| Work instructions |
Nothing but the lines from the one containing "OCR this image." to the end of the data should be returned, each exactly as written.

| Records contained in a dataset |
━━━
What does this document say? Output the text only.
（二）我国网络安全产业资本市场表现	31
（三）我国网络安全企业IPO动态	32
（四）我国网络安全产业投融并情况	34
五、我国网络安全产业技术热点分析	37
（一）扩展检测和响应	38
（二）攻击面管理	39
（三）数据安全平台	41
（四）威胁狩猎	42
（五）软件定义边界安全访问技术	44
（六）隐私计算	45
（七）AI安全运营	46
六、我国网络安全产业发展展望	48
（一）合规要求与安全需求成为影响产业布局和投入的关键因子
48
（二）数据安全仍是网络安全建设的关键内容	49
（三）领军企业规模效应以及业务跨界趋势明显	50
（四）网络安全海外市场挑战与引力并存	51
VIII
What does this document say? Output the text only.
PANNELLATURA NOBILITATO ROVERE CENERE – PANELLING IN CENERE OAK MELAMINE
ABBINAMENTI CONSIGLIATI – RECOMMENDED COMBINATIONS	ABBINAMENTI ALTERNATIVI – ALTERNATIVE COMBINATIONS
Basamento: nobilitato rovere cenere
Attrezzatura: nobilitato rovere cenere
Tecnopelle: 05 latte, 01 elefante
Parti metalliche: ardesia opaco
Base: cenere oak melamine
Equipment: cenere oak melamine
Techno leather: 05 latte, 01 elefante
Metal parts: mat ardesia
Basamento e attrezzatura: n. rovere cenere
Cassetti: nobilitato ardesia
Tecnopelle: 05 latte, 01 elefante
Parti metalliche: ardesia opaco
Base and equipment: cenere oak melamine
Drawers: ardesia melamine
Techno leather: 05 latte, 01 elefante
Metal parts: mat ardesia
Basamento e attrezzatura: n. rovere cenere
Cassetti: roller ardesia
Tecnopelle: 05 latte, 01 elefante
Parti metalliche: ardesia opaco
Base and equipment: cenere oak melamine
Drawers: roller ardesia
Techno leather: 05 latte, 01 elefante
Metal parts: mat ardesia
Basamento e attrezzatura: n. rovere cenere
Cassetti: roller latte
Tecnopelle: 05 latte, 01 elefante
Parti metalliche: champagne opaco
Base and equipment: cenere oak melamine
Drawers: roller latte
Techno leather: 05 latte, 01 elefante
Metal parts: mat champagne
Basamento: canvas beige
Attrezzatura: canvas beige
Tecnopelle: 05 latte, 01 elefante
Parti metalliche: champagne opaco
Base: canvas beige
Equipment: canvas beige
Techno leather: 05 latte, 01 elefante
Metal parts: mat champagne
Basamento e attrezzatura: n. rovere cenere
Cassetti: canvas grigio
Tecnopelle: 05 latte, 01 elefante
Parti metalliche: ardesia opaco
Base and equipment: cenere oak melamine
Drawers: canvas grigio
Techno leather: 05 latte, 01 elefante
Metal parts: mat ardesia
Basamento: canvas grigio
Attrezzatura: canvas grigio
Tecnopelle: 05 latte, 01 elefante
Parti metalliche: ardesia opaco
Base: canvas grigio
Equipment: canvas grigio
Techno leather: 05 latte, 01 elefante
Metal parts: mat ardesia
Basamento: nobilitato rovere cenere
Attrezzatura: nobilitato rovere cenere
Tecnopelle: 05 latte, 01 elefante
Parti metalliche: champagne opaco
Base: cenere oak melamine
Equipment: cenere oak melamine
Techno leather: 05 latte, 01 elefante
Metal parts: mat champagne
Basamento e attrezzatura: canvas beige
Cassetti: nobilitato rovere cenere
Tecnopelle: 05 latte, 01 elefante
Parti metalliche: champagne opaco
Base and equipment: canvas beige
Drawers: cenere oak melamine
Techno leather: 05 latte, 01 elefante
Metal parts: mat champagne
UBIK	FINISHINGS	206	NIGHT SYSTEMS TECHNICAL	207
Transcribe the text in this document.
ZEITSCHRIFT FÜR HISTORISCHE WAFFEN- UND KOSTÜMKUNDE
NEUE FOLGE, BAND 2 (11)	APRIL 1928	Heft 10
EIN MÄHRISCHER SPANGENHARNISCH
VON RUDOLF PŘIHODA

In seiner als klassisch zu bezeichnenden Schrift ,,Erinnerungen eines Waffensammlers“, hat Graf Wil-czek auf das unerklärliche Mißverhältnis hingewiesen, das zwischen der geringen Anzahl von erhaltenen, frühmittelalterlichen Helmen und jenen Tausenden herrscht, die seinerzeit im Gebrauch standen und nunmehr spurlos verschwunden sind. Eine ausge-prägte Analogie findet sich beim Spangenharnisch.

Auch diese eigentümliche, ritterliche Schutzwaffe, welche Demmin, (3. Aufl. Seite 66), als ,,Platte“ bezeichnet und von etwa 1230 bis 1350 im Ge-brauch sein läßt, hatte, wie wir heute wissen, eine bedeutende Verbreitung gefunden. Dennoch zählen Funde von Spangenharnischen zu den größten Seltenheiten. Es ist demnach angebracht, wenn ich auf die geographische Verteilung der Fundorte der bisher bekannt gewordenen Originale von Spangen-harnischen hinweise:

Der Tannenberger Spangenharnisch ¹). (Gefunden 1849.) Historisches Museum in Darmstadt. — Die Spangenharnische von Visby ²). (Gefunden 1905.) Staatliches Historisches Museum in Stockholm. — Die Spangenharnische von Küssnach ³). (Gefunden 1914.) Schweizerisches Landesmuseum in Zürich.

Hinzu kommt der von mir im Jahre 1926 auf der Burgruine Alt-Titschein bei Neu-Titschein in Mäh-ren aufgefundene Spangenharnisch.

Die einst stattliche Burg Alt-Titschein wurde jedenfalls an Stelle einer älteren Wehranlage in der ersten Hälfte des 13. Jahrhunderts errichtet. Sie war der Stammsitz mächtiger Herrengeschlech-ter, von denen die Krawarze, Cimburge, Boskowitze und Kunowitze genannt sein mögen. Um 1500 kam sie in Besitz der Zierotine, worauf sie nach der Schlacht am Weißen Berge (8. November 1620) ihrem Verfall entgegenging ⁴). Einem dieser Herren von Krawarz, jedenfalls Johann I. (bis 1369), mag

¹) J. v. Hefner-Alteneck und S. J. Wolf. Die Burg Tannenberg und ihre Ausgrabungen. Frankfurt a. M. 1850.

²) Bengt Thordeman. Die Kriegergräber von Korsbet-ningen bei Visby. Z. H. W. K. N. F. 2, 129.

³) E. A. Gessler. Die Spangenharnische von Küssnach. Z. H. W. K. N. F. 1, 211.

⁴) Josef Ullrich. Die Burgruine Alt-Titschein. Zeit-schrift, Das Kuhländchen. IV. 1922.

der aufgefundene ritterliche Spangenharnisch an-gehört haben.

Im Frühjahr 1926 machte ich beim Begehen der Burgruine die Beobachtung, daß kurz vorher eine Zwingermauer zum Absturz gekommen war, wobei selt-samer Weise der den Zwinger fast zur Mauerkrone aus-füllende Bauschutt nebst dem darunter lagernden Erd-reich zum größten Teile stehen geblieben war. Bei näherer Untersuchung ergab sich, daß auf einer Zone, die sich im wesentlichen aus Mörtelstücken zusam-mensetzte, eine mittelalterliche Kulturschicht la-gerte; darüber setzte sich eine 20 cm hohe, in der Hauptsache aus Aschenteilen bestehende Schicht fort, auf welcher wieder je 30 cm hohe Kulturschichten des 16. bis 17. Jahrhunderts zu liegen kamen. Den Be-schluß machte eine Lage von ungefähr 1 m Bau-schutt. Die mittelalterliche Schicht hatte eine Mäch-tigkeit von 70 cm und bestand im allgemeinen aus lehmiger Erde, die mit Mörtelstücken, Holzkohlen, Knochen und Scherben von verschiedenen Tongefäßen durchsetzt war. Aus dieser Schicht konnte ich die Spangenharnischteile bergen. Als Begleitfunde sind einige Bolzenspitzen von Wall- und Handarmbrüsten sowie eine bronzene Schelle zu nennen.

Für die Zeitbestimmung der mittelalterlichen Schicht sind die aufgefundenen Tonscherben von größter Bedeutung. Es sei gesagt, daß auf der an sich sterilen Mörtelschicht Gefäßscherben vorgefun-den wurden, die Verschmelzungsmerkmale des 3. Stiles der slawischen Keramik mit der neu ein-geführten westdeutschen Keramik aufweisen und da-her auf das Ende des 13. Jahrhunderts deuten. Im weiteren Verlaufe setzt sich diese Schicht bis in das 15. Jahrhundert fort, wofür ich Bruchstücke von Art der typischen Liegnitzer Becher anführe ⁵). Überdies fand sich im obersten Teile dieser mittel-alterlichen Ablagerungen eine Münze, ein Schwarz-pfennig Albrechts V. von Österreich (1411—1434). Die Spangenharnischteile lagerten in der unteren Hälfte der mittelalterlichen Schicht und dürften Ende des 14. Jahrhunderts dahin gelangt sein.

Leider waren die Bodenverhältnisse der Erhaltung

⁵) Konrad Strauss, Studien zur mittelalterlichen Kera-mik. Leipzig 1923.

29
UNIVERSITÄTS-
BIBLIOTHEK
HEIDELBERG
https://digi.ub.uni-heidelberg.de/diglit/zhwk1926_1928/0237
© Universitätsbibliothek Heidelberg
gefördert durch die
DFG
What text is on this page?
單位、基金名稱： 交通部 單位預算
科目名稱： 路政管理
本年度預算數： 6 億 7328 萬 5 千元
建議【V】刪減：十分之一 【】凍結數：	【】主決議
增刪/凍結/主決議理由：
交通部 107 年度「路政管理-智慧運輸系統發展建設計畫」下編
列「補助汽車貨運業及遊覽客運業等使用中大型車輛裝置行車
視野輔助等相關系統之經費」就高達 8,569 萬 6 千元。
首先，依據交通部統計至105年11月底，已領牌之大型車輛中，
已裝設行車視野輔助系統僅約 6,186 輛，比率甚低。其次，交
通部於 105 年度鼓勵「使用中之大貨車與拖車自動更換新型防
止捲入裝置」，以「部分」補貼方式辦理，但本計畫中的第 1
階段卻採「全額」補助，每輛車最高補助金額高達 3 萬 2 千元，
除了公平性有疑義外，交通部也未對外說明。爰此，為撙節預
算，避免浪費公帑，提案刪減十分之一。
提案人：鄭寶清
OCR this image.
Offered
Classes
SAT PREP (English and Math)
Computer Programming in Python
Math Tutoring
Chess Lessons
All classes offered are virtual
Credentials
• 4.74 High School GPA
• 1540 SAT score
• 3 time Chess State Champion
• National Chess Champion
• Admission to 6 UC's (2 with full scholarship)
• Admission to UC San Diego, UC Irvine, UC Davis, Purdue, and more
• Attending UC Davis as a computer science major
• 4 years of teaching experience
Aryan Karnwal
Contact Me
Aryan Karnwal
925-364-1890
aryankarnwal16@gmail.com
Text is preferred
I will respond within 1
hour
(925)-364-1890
━━━
| Exercise response |
OCR this image.
Offered
Classes
SAT PREP (English and Math)
Computer Programming in Python
Math Tutoring
Chess Lessons
All classes offered are virtual
Credentials
• 4.74 High School GPA
• 1540 SAT score
• 3 time Chess State Champion
• National Chess Champion
• Admission to 6 UC's (2 with full scholarship)
• Admission to UC San Diego, UC Irvine, UC Davis, Purdue, and more
• Attending UC Davis as a computer science major
• 4 years of teaching experience
Aryan Karnwal
Contact Me
Aryan Karnwal
925-364-1890
aryankarnwal16@gmail.com
Text is preferred
I will respond within 1
hour
(925)-364-1890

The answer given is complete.